• SOURCE MATERIAL

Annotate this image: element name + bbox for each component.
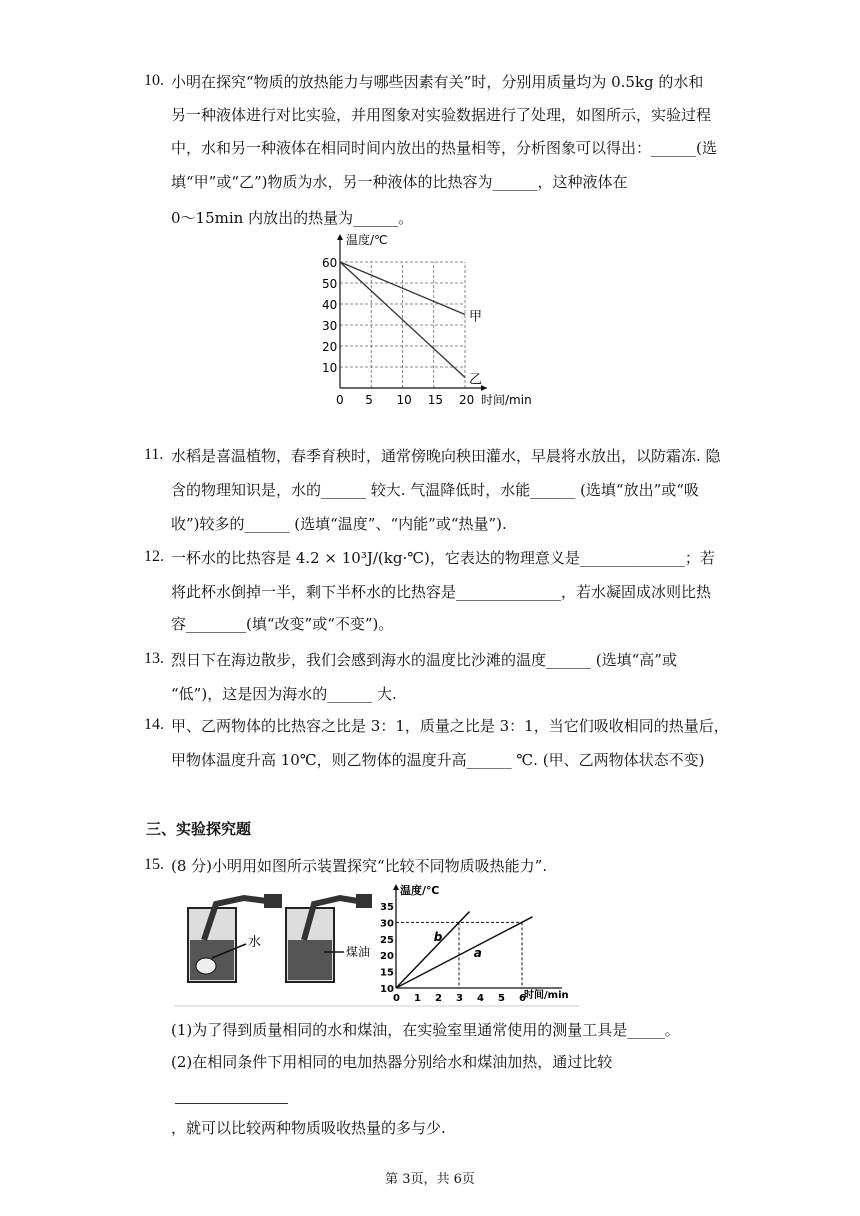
oil-beaker-illustration (286, 894, 372, 982)
x-tick-label: 5 (365, 393, 373, 407)
experiment-figure (174, 880, 584, 1010)
y-tick-label: 10 (322, 361, 338, 375)
cooling-curve-chart (315, 228, 555, 408)
y-tick-label: 25 (380, 934, 394, 946)
y-tick-label: 15 (380, 967, 394, 979)
question-text-line: 甲物体温度升高 10℃，则乙物体的温度升高______ ℃. (甲、乙两物体状态不变) (171, 751, 705, 769)
question-text-line: 中，水和另一种液体在相同时间内放出的热量相等，分析图象可以得出：______(选 (171, 139, 717, 157)
subquestion-2: (2)在相同条件下用相同的电加热器分别给水和煤油加热，通过比较 (171, 1053, 613, 1071)
water-beaker-illustration (188, 894, 282, 982)
question-text-line: 烈日下在海边散步，我们会感到海水的温度比沙滩的温度______ (选填“高”或 (171, 651, 677, 669)
subquestion-1: (1)为了得到质量相同的水和煤油，在实验室里通常使用的测量工具是_____。 (171, 1021, 680, 1039)
question-text-line: 一杯水的比热容是 4.2 × 10³J/(kg·℃)，它表达的物理意义是______________；若 (171, 549, 715, 567)
question-text-line: 将此杯水倒掉一半，剩下半杯水的比热容是______________，若水凝固成冰则比热 (171, 583, 712, 601)
y-axis-label: 温度/℃ (400, 884, 440, 897)
y-axis-arrow (393, 884, 399, 890)
question-text-line: 0～15min 内放出的热量为______。 (171, 209, 414, 227)
oil-label: 煤油 (346, 945, 371, 959)
subquestion-2-continued: ，就可以比较两种物质吸收热量的多与少. (171, 1119, 446, 1137)
y-tick-label: 20 (322, 340, 338, 354)
series-line-b (396, 912, 470, 988)
page-footer: 第 3页，共 6页 (385, 1172, 475, 1187)
question-number: 11. (144, 446, 164, 463)
y-tick-label: 30 (380, 918, 394, 930)
question-text-line: 含的物理知识是，水的______ 较大. 气温降低时，水能______ (选填“放出”或“吸 (171, 481, 699, 499)
section-heading: 三、实验探究题 (146, 820, 252, 838)
y-tick-label: 40 (322, 298, 338, 312)
series-label-a: a (473, 946, 482, 961)
series-label-jia: 甲 (469, 309, 483, 325)
y-tick-label: 60 (322, 256, 338, 270)
x-tick-label: 0 (393, 993, 400, 1004)
question-number: 13. (144, 650, 164, 667)
question-text-line: “低”)，这是因为海水的______ 大. (171, 685, 397, 703)
y-axis-label: 温度/℃ (346, 233, 388, 247)
question-text-line: 容________(填“改变”或“不变”)。 (171, 615, 394, 633)
series-label-b: b (433, 929, 443, 944)
x-tick-label: 4 (477, 993, 484, 1004)
question-text-line: 小明在探究“物质的放热能力与哪些因素有关”时，分别用质量均为 0.5kg 的水和 (171, 73, 704, 91)
x-tick-label: 2 (435, 993, 442, 1004)
question-text-line: 另一种液体进行对比实验，并用图象对实验数据进行了处理，如图所示，实验过程 (171, 106, 712, 124)
series-line-a (396, 917, 533, 988)
x-axis-label: 时间/min (481, 393, 532, 407)
y-tick-label: 50 (322, 277, 338, 291)
x-axis-label: 时间/min (524, 990, 569, 1001)
question-text-line: (8 分)小明用如图所示装置探究“比较不同物质吸热能力”. (171, 857, 548, 875)
x-tick-label: 10 (396, 393, 412, 407)
question-number: 10. (144, 72, 164, 89)
y-tick-label: 35 (380, 902, 394, 913)
x-tick-label: 20 (459, 393, 475, 407)
answer-blank (175, 1103, 288, 1104)
y-axis-arrow (337, 234, 343, 240)
y-tick-label: 20 (380, 951, 394, 963)
x-tick-label: 1 (414, 993, 421, 1004)
y-tick-label: 30 (322, 319, 338, 333)
y-tick-label: 10 (380, 984, 394, 995)
x-tick-label: 15 (427, 393, 444, 407)
question-number: 14. (144, 716, 164, 733)
question-number: 15. (144, 856, 164, 873)
question-text-line: 填“甲”或“乙”)物质为水，另一种液体的比热容为______，这种液体在 (171, 173, 628, 191)
question-text-line: 甲、乙两物体的比热容之比是 3：1，质量之比是 3：1，当它们吸收相同的热量后， (171, 717, 729, 735)
series-label-yi: 乙 (469, 372, 483, 388)
x-tick-label: 5 (498, 993, 505, 1004)
x-tick-label: 6 (519, 993, 526, 1004)
water-label: 水 (248, 935, 262, 950)
question-text-line: 水稻是喜温植物，春季育秧时，通常傍晚向秧田灌水，早晨将水放出，以防霜冻. 隐 (171, 447, 721, 465)
question-number: 12. (144, 548, 164, 565)
x-tick-label: 0 (336, 393, 344, 407)
x-tick-label: 3 (456, 993, 463, 1004)
question-text-line: 收”)较多的______ (选填“温度”、“内能”或“热量”). (171, 515, 507, 533)
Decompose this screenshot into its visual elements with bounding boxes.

• WHAT YOU NEED TO DO
Turn every line of the material above into a numbered list, with no blank lines and no pictures.

• THE OUTPUT
1. Annotate this image: element name + bbox for each component.
2. oil-beaker-illustration (286, 894, 372, 982)
3. x-tick-label: 5 (365, 393, 373, 407)
4. experiment-figure (174, 880, 584, 1010)
5. y-tick-label: 10 (322, 361, 338, 375)
6. cooling-curve-chart (315, 228, 555, 408)
7. y-tick-label: 25 (380, 934, 394, 946)
8. y-tick-label: 15 (380, 967, 394, 979)
9. question-text-line: 甲物体温度升高 10℃，则乙物体的温度升高______ ℃. (甲、乙两物体状态不变) (171, 751, 705, 769)
10. question-text-line: 中，水和另一种液体在相同时间内放出的热量相等，分析图象可以得出：______(选 (171, 139, 717, 157)
11. subquestion-2: (2)在相同条件下用相同的电加热器分别给水和煤油加热，通过比较 (171, 1053, 613, 1071)
12. water-beaker-illustration (188, 894, 282, 982)
13. question-text-line: 烈日下在海边散步，我们会感到海水的温度比沙滩的温度______ (选填“高”或 (171, 651, 677, 669)
14. subquestion-1: (1)为了得到质量相同的水和煤油，在实验室里通常使用的测量工具是_____。 (171, 1021, 680, 1039)
15. question-text-line: 一杯水的比热容是 4.2 × 10³J/(kg·℃)，它表达的物理意义是______________；若 (171, 549, 715, 567)
16. question-text-line: 将此杯水倒掉一半，剩下半杯水的比热容是______________，若水凝固成冰则比热 (171, 583, 712, 601)
17. y-axis-label: 温度/℃ (400, 884, 440, 897)
18. y-axis-arrow (393, 884, 399, 890)
19. question-text-line: 0～15min 内放出的热量为______。 (171, 209, 414, 227)
20. oil-label: 煤油 (346, 945, 371, 959)
21. subquestion-2-continued: ，就可以比较两种物质吸收热量的多与少. (171, 1119, 446, 1137)
22. y-tick-label: 20 (322, 340, 338, 354)
23. series-line-b (396, 912, 470, 988)
24. page-footer: 第 3页，共 6页 (385, 1172, 475, 1187)
25. question-number: 11. (144, 446, 164, 463)
26. y-tick-label: 30 (380, 918, 394, 930)
27. question-text-line: 含的物理知识是，水的______ 较大. 气温降低时，水能______ (选填“放出”或“吸 (171, 481, 699, 499)
28. section-heading: 三、实验探究题 (146, 820, 252, 838)
29. y-tick-label: 40 (322, 298, 338, 312)
30. series-label-a: a (473, 946, 482, 961)
31. series-label-jia: 甲 (469, 309, 483, 325)
32. y-tick-label: 60 (322, 256, 338, 270)
33. x-tick-label: 0 (393, 993, 400, 1004)
34. question-number: 13. (144, 650, 164, 667)
35. question-text-line: “低”)，这是因为海水的______ 大. (171, 685, 397, 703)
36. y-axis-label: 温度/℃ (346, 233, 388, 247)
37. question-text-line: 容________(填“改变”或“不变”)。 (171, 615, 394, 633)
38. series-label-b: b (433, 929, 443, 944)
39. x-tick-label: 4 (477, 993, 484, 1004)
40. question-text-line: 小明在探究“物质的放热能力与哪些因素有关”时，分别用质量均为 0.5kg 的水和 (171, 73, 704, 91)
41. x-tick-label: 2 (435, 993, 442, 1004)
42. question-text-line: 另一种液体进行对比实验，并用图象对实验数据进行了处理，如图所示，实验过程 (171, 106, 712, 124)
43. series-line-a (396, 917, 533, 988)
44. x-axis-label: 时间/min (481, 393, 532, 407)
45. y-tick-label: 50 (322, 277, 338, 291)
46. x-axis-label: 时间/min (524, 990, 569, 1001)
47. question-text-line: (8 分)小明用如图所示装置探究“比较不同物质吸热能力”. (171, 857, 548, 875)
48. x-tick-label: 10 (396, 393, 412, 407)
49. question-number: 10. (144, 72, 164, 89)
50. y-tick-label: 35 (380, 902, 394, 913)
51. x-tick-label: 20 (459, 393, 475, 407)
52. answer-blank (175, 1103, 288, 1104)
53. y-axis-arrow (337, 234, 343, 240)
54. y-tick-label: 20 (380, 951, 394, 963)
55. x-tick-label: 1 (414, 993, 421, 1004)
56. y-tick-label: 30 (322, 319, 338, 333)
57. y-tick-label: 10 (380, 984, 394, 995)
58. x-tick-label: 15 (427, 393, 444, 407)
59. question-number: 14. (144, 716, 164, 733)
60. question-number: 15. (144, 856, 164, 873)
61. question-text-line: 填“甲”或“乙”)物质为水，另一种液体的比热容为______，这种液体在 (171, 173, 628, 191)
62. question-text-line: 甲、乙两物体的比热容之比是 3：1，质量之比是 3：1，当它们吸收相同的热量后， (171, 717, 729, 735)
63. series-label-yi: 乙 (469, 372, 483, 388)
64. x-tick-label: 5 (498, 993, 505, 1004)
65. x-tick-label: 6 (519, 993, 526, 1004)
66. water-label: 水 (248, 935, 262, 950)
67. question-text-line: 水稻是喜温植物，春季育秧时，通常傍晚向秧田灌水，早晨将水放出，以防霜冻. 隐 (171, 447, 721, 465)
68. question-number: 12. (144, 548, 164, 565)
69. x-tick-label: 0 (336, 393, 344, 407)
70. x-tick-label: 3 (456, 993, 463, 1004)
71. question-text-line: 收”)较多的______ (选填“温度”、“内能”或“热量”). (171, 515, 507, 533)
72. Decompose this screenshot into its visual elements with bounding boxes.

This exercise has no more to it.